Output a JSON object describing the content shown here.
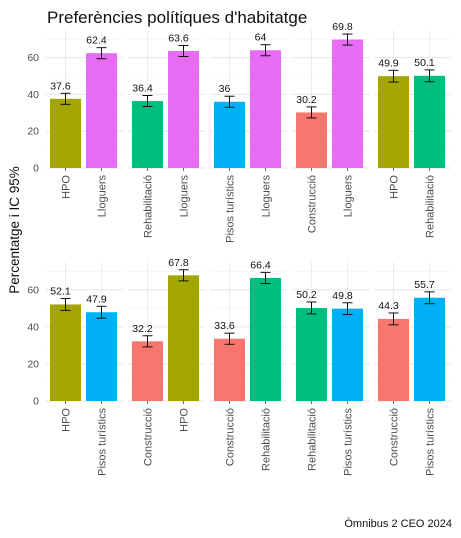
{
  "chart_data": {
    "type": "bar",
    "title": "Preferències polítiques d'habitatge",
    "ylabel": "Percentatge i IC 95%",
    "caption": "Òmnibus 2 CEO 2024",
    "ylim": [
      0,
      75
    ],
    "yticks": [
      "0",
      "20",
      "40",
      "60"
    ],
    "grid": true,
    "error_bars": "IC 95%",
    "colors": {
      "HPO": "#a3a500",
      "Lloguers": "#e76bf3",
      "Rehabilitació": "#00bf7d",
      "Pisos turístics": "#00b0f6",
      "Construcció": "#f8766d"
    },
    "panels": [
      {
        "bars": [
          {
            "category": "HPO",
            "value": 37.6,
            "label": "37.6",
            "ci": 3.0
          },
          {
            "category": "Lloguers",
            "value": 62.4,
            "label": "62.4",
            "ci": 3.0
          }
        ]
      },
      {
        "bars": [
          {
            "category": "Rehabilitació",
            "value": 36.4,
            "label": "36.4",
            "ci": 3.0
          },
          {
            "category": "Lloguers",
            "value": 63.6,
            "label": "63.6",
            "ci": 3.0
          }
        ]
      },
      {
        "bars": [
          {
            "category": "Pisos turístics",
            "value": 36,
            "label": "36",
            "ci": 3.0
          },
          {
            "category": "Lloguers",
            "value": 64,
            "label": "64",
            "ci": 3.0
          }
        ]
      },
      {
        "bars": [
          {
            "category": "Construcció",
            "value": 30.2,
            "label": "30.2",
            "ci": 3.0
          },
          {
            "category": "Lloguers",
            "value": 69.8,
            "label": "69.8",
            "ci": 3.0
          }
        ]
      },
      {
        "bars": [
          {
            "category": "HPO",
            "value": 49.9,
            "label": "49.9",
            "ci": 3.2
          },
          {
            "category": "Rehabilitació",
            "value": 50.1,
            "label": "50.1",
            "ci": 3.2
          }
        ]
      },
      {
        "bars": [
          {
            "category": "HPO",
            "value": 52.1,
            "label": "52.1",
            "ci": 3.2
          },
          {
            "category": "Pisos turístics",
            "value": 47.9,
            "label": "47.9",
            "ci": 3.2
          }
        ]
      },
      {
        "bars": [
          {
            "category": "Construcció",
            "value": 32.2,
            "label": "32.2",
            "ci": 3.0
          },
          {
            "category": "HPO",
            "value": 67.8,
            "label": "67.8",
            "ci": 3.0
          }
        ]
      },
      {
        "bars": [
          {
            "category": "Construcció",
            "value": 33.6,
            "label": "33.6",
            "ci": 3.0
          },
          {
            "category": "Rehabilitació",
            "value": 66.4,
            "label": "66.4",
            "ci": 3.0
          }
        ]
      },
      {
        "bars": [
          {
            "category": "Rehabilitació",
            "value": 50.2,
            "label": "50.2",
            "ci": 3.2
          },
          {
            "category": "Pisos turístics",
            "value": 49.8,
            "label": "49.8",
            "ci": 3.2
          }
        ]
      },
      {
        "bars": [
          {
            "category": "Construcció",
            "value": 44.3,
            "label": "44.3",
            "ci": 3.2
          },
          {
            "category": "Pisos turístics",
            "value": 55.7,
            "label": "55.7",
            "ci": 3.2
          }
        ]
      }
    ]
  }
}
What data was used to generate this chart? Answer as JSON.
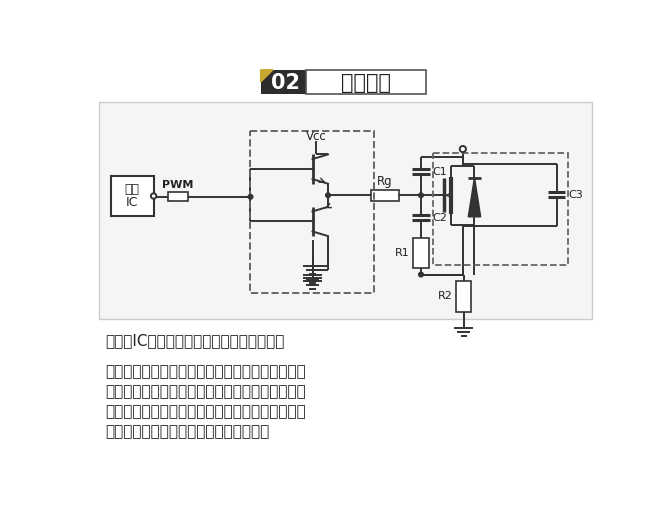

__________

Description of the task:
From the listing above, collect each line in which the string "JSON" appears.

Exercise answer:
Output a JSON object describing the content shown here.
What data was used to generate this chart? Answer as JSON.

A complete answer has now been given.